Filter the entries that follow, copying every line in which the word "subtitle" appears.

● **RECORDS FOR PROCESSING**
>> begin
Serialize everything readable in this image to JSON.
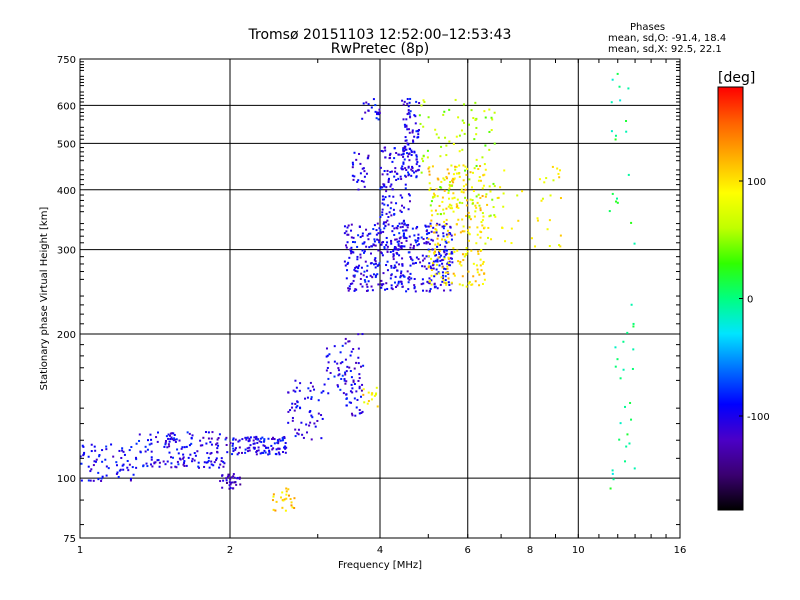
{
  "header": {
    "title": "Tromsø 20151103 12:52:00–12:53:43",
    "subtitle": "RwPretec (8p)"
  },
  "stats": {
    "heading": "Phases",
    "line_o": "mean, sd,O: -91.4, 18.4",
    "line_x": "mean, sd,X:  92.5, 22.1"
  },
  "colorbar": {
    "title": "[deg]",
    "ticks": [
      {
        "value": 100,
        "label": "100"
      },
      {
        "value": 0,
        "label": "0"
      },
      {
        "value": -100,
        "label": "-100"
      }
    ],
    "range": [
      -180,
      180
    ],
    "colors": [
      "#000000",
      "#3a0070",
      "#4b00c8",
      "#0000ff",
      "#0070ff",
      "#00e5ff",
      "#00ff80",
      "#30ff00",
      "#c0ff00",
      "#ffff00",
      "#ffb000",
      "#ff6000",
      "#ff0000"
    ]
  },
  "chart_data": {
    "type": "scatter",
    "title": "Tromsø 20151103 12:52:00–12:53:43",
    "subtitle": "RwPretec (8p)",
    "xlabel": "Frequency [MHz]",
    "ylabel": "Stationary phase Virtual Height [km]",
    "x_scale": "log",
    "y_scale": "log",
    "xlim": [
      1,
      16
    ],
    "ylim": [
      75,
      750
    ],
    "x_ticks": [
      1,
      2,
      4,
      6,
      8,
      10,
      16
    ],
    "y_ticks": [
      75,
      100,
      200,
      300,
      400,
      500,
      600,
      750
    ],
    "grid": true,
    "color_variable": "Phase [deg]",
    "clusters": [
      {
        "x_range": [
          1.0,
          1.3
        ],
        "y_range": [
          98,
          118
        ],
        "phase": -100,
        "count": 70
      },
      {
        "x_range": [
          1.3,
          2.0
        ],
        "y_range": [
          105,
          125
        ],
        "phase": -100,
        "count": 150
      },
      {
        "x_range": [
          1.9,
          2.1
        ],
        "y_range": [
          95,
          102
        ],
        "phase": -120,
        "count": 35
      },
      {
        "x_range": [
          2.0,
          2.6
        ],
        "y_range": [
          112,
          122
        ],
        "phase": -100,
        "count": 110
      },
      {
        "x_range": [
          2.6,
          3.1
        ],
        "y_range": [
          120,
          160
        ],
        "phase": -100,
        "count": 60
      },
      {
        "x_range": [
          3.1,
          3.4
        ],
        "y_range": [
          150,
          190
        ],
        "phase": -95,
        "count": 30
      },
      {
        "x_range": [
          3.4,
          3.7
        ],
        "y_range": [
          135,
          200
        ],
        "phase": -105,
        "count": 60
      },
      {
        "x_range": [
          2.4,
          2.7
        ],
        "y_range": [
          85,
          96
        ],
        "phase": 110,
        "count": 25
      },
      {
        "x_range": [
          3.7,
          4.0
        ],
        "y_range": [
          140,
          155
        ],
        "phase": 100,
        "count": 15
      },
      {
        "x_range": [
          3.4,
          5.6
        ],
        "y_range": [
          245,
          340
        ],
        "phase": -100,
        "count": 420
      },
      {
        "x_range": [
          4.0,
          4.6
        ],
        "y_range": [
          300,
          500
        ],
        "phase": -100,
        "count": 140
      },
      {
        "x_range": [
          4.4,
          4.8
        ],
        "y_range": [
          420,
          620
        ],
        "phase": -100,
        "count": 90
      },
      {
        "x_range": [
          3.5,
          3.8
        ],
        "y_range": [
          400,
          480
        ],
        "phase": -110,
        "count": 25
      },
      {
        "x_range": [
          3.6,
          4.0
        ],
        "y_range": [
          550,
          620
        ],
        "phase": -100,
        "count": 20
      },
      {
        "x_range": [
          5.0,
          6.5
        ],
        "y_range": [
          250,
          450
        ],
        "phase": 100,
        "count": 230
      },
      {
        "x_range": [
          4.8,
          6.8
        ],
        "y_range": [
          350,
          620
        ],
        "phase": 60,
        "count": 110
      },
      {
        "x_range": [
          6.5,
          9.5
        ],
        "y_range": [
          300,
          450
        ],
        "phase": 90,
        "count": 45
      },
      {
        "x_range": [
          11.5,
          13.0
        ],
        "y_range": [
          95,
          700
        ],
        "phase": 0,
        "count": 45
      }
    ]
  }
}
>> end
● **RESPONSE**
    "subtitle": "RwPretec (8p)"
    "subtitle": "RwPretec (8p)",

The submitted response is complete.